Which lines hold the string "Opdater"? Copy every one of them.

Collected data entries:
+++++

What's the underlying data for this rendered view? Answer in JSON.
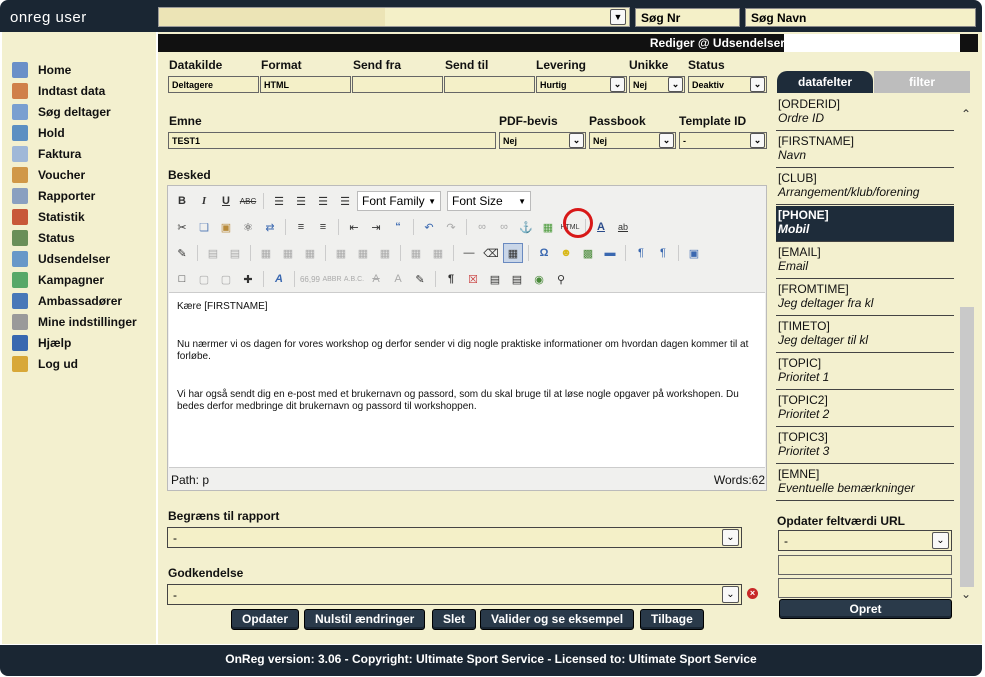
{
  "app": {
    "brand": "onreg user",
    "search_nr_label": "Søg Nr",
    "search_name_label": "Søg Navn"
  },
  "sidebar": {
    "items": [
      {
        "label": "Home",
        "icon": "home-icon",
        "color": "#6a8fc8"
      },
      {
        "label": "Indtast data",
        "icon": "add-data-icon",
        "color": "#d0804a"
      },
      {
        "label": "Søg deltager",
        "icon": "search-user-icon",
        "color": "#7a9fd0"
      },
      {
        "label": "Hold",
        "icon": "team-icon",
        "color": "#5b8fc2"
      },
      {
        "label": "Faktura",
        "icon": "invoice-icon",
        "color": "#9fb8d8"
      },
      {
        "label": "Voucher",
        "icon": "gift-icon",
        "color": "#d09848"
      },
      {
        "label": "Rapporter",
        "icon": "report-icon",
        "color": "#8aa0c0"
      },
      {
        "label": "Statistik",
        "icon": "chart-icon",
        "color": "#c85838"
      },
      {
        "label": "Status",
        "icon": "status-icon",
        "color": "#6a8f58"
      },
      {
        "label": "Udsendelser",
        "icon": "broadcast-icon",
        "color": "#6898c8"
      },
      {
        "label": "Kampagner",
        "icon": "campaign-icon",
        "color": "#58a868"
      },
      {
        "label": "Ambassadører",
        "icon": "ambassador-icon",
        "color": "#4878b8"
      },
      {
        "label": "Mine indstillinger",
        "icon": "settings-icon",
        "color": "#9a9a9a"
      },
      {
        "label": "Hjælp",
        "icon": "help-icon",
        "color": "#3868b0"
      },
      {
        "label": "Log ud",
        "icon": "logout-icon",
        "color": "#d8a838"
      }
    ]
  },
  "header": {
    "title": "Rediger @ Udsendelser @"
  },
  "form": {
    "datakilde": {
      "label": "Datakilde",
      "value": "Deltagere"
    },
    "format": {
      "label": "Format",
      "value": "HTML"
    },
    "send_fra": {
      "label": "Send fra",
      "value": ""
    },
    "send_til": {
      "label": "Send til",
      "value": ""
    },
    "levering": {
      "label": "Levering",
      "value": "Hurtig"
    },
    "unikke": {
      "label": "Unikke",
      "value": "Nej"
    },
    "status": {
      "label": "Status",
      "value": "Deaktiv"
    },
    "emne": {
      "label": "Emne",
      "value": "TEST1"
    },
    "pdf_bevis": {
      "label": "PDF-bevis",
      "value": "Nej"
    },
    "passbook": {
      "label": "Passbook",
      "value": "Nej"
    },
    "template_id": {
      "label": "Template ID",
      "value": "-"
    },
    "besked_label": "Besked"
  },
  "editor": {
    "font_family": "Font Family",
    "font_size": "Font Size",
    "paragraphs": [
      "Kære [FIRSTNAME]",
      "Nu nærmer vi os dagen for vores workshop og derfor sender vi dig nogle praktiske informationer om hvordan dagen kommer til at forløbe.",
      "Vi har også sendt dig en e-post med et brukernavn og passord, som du skal bruge til at løse nogle opgaver på workshopen. Du bedes derfor medbringe dit brukernavn og passord til workshoppen."
    ],
    "path": "Path: p",
    "words": "Words:62"
  },
  "limit": {
    "label": "Begræns til rapport",
    "value": "-"
  },
  "approval": {
    "label": "Godkendelse",
    "value": "-"
  },
  "buttons": {
    "update": "Opdater",
    "reset": "Nulstil ændringer",
    "delete": "Slet",
    "validate": "Valider og se eksempel",
    "back": "Tilbage"
  },
  "right_panel": {
    "tab_fields": "datafelter",
    "tab_filter": "filter",
    "fields": [
      {
        "code": "[ORDERID]",
        "desc": "Ordre ID"
      },
      {
        "code": "[FIRSTNAME]",
        "desc": "Navn"
      },
      {
        "code": "[CLUB]",
        "desc": "Arrangement/klub/forening"
      },
      {
        "code": "[PHONE]",
        "desc": "Mobil"
      },
      {
        "code": "[EMAIL]",
        "desc": "Email"
      },
      {
        "code": "[FROMTIME]",
        "desc": "Jeg deltager fra kl"
      },
      {
        "code": "[TIMETO]",
        "desc": "Jeg deltager til kl"
      },
      {
        "code": "[TOPIC]",
        "desc": "Prioritet 1"
      },
      {
        "code": "[TOPIC2]",
        "desc": "Prioritet 2"
      },
      {
        "code": "[TOPIC3]",
        "desc": "Prioritet 3"
      },
      {
        "code": "[EMNE]",
        "desc": "Eventuelle bemærkninger"
      }
    ],
    "url_label": "Opdater feltværdi URL",
    "url_select": "-",
    "create_button": "Opret"
  },
  "footer": {
    "text": "OnReg version: 3.06 - Copyright: Ultimate Sport Service - Licensed to: Ultimate Sport Service"
  }
}
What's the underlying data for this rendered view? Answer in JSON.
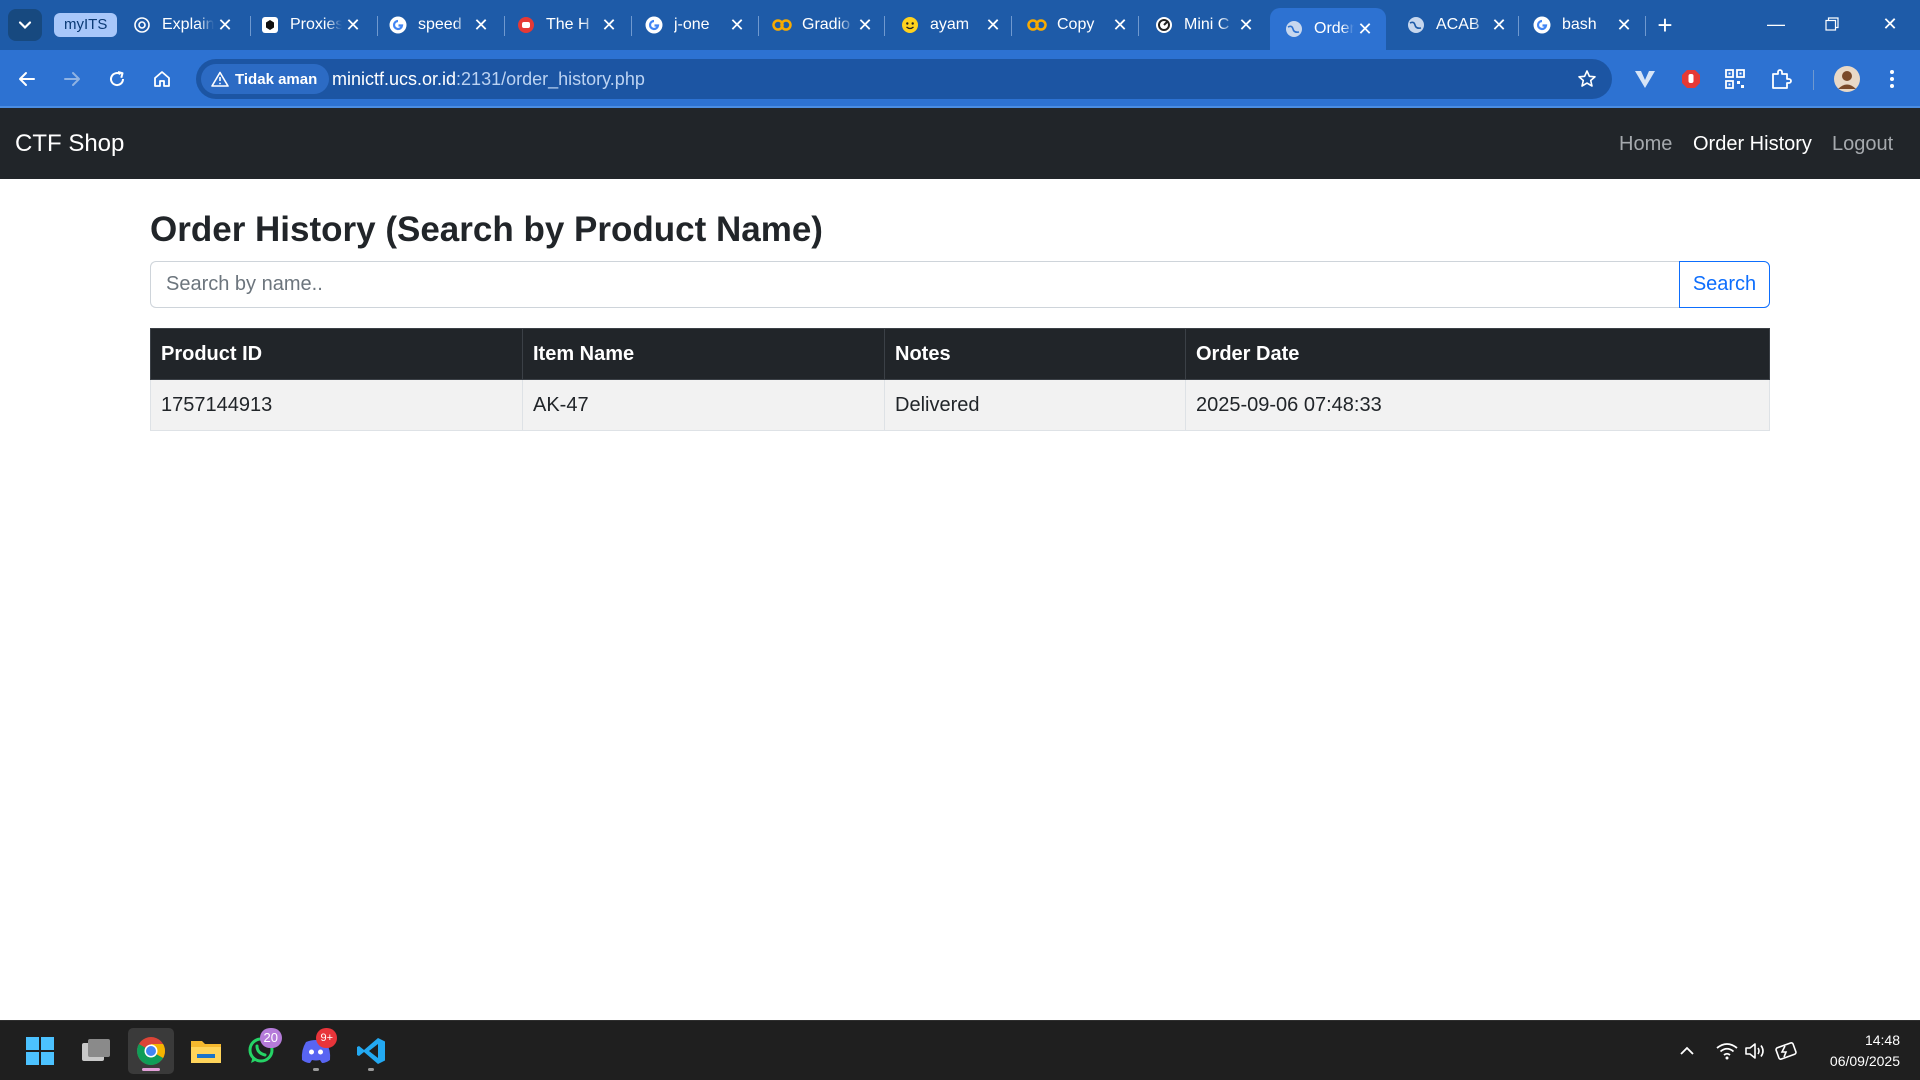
{
  "browser": {
    "tab_group_label": "myITS",
    "tabs": [
      {
        "title": "Explain",
        "icon": "openai-icon"
      },
      {
        "title": "Proxies",
        "icon": "proxies-icon"
      },
      {
        "title": "speed",
        "icon": "google-icon"
      },
      {
        "title": "The H",
        "icon": "red-speech-icon"
      },
      {
        "title": "j-one",
        "icon": "google-icon"
      },
      {
        "title": "Gradio",
        "icon": "colab-icon"
      },
      {
        "title": "ayam",
        "icon": "huggingface-icon"
      },
      {
        "title": "Copy",
        "icon": "colab-icon"
      },
      {
        "title": "Mini C",
        "icon": "ctf-icon"
      },
      {
        "title": "Order",
        "icon": "globe-icon",
        "active": true
      },
      {
        "title": "ACAB",
        "icon": "globe-icon"
      },
      {
        "title": "bash",
        "icon": "google-icon"
      }
    ],
    "security_label": "Tidak aman",
    "url_host": "minictf.ucs.or.id",
    "url_rest": ":2131/order_history.php"
  },
  "navbar": {
    "brand": "CTF Shop",
    "links": [
      "Home",
      "Order History",
      "Logout"
    ]
  },
  "main": {
    "title": "Order History (Search by Product Name)",
    "search_placeholder": "Search by name..",
    "search_button": "Search",
    "table": {
      "headers": [
        "Product ID",
        "Item Name",
        "Notes",
        "Order Date"
      ],
      "rows": [
        [
          "1757144913",
          "AK-47",
          "Delivered",
          "2025-09-06 07:48:33"
        ]
      ]
    }
  },
  "taskbar": {
    "whatsapp_badge": "20",
    "discord_badge": "9+",
    "time": "14:48",
    "date": "06/09/2025"
  },
  "colors": {
    "chrome_frame": "#1e5ba8",
    "chrome_toolbar": "#2d72d2",
    "navbar_bg": "#212529",
    "primary": "#0d6efd"
  }
}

+++++

- **RESPONSE**:
    "update": "Opdater",
    "url_label": "Opdater feltværdi URL",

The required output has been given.